--- start Stored data ---
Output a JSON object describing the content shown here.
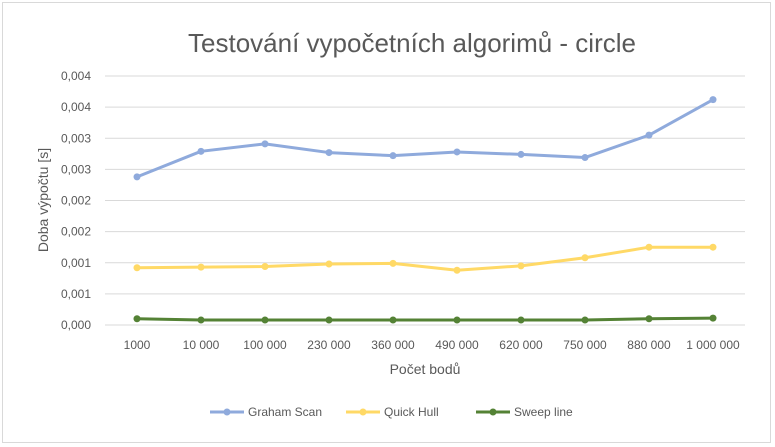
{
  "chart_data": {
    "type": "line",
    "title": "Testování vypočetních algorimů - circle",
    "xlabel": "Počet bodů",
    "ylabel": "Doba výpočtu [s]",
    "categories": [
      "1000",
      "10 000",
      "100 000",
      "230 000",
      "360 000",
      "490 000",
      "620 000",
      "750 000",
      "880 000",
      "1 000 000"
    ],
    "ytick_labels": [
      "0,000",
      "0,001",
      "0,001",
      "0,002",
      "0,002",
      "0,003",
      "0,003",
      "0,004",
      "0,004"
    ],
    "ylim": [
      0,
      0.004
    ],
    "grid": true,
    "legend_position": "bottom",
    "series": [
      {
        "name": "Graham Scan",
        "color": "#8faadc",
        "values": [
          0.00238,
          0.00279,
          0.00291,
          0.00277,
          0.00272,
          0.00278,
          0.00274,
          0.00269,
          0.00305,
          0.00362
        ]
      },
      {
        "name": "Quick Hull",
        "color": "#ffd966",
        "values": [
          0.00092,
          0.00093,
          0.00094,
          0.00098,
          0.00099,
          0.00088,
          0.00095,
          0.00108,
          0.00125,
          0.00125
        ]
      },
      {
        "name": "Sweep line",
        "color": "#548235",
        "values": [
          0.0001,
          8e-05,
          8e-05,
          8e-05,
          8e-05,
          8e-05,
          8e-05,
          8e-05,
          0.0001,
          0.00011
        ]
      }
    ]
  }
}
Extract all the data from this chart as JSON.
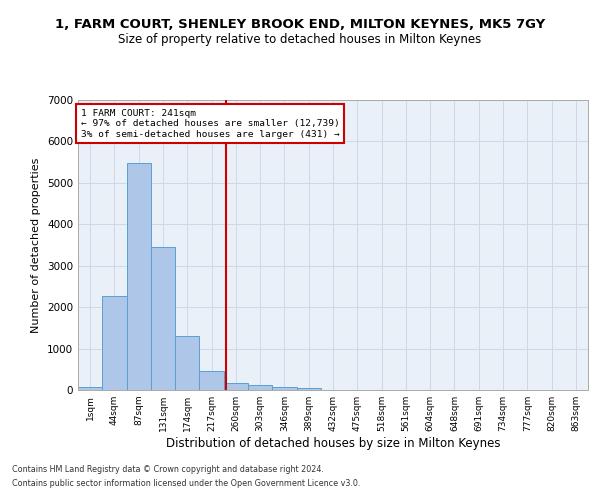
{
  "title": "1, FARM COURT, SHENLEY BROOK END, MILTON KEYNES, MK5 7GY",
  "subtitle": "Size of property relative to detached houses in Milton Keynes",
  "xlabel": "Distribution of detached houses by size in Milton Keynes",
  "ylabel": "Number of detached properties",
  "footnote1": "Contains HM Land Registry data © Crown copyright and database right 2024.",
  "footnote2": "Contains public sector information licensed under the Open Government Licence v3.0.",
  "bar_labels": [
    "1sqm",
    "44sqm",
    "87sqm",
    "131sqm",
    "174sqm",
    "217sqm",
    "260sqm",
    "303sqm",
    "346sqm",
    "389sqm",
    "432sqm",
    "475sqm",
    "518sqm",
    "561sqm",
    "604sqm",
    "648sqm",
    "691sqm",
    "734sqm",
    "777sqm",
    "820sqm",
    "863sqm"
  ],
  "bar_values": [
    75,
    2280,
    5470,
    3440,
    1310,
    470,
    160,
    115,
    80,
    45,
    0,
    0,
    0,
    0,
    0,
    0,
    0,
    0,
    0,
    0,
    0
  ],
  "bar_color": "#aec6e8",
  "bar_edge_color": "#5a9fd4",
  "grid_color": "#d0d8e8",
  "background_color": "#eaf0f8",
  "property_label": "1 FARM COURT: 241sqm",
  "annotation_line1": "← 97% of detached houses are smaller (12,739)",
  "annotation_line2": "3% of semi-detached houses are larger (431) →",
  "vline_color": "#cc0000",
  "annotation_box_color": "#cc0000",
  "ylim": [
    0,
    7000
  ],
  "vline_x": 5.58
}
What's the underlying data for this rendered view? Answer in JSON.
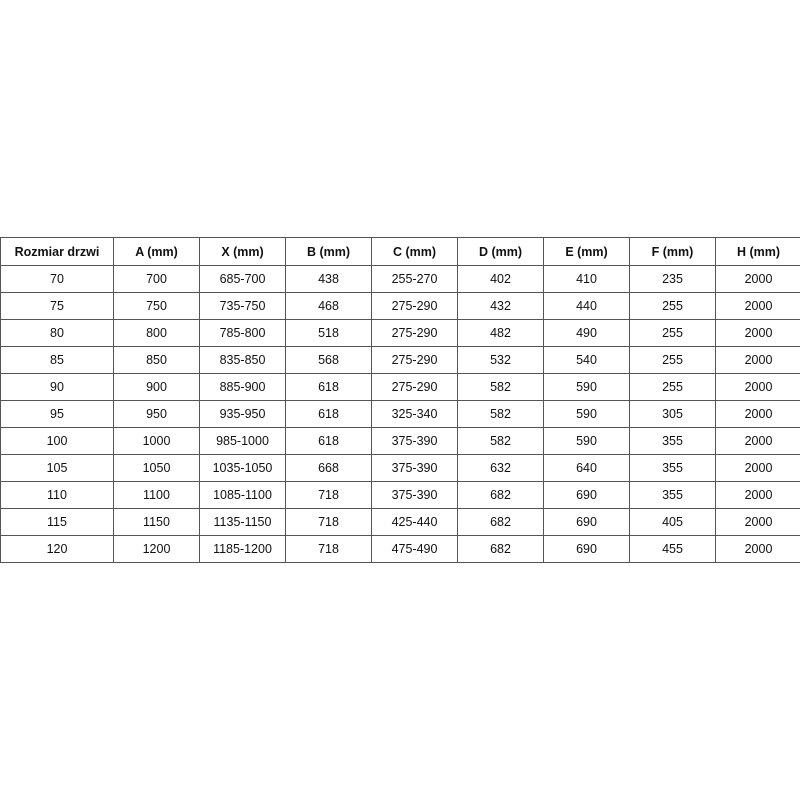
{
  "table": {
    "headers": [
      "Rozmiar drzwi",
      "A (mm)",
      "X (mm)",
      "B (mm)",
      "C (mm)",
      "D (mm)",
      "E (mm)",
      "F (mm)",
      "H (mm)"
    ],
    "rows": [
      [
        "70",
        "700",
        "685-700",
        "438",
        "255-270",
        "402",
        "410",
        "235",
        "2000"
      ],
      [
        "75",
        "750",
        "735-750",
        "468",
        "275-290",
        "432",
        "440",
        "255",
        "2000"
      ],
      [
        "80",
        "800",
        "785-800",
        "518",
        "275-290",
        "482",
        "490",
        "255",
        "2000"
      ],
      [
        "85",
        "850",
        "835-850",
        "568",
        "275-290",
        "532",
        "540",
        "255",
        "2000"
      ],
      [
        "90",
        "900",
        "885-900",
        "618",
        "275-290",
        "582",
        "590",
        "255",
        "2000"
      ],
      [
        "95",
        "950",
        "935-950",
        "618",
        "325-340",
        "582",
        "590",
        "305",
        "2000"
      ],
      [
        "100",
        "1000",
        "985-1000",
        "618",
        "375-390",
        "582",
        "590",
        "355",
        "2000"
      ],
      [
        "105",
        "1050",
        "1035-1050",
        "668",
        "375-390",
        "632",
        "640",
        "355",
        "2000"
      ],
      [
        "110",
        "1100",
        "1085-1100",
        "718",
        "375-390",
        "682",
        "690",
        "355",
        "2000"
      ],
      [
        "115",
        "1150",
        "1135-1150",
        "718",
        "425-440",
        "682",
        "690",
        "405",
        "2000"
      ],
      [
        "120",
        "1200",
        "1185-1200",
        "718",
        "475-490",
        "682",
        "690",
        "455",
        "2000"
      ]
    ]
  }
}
--- end Stored data ---
Exercise:
Set out every line from the material that contains the string "FARM".

Answer:
  "title": "1, FARM COURT, SHENLEY BROOK END, MILTON KEYNES, MK5 7GY",
  "property_label": "1 FARM COURT: 241sqm",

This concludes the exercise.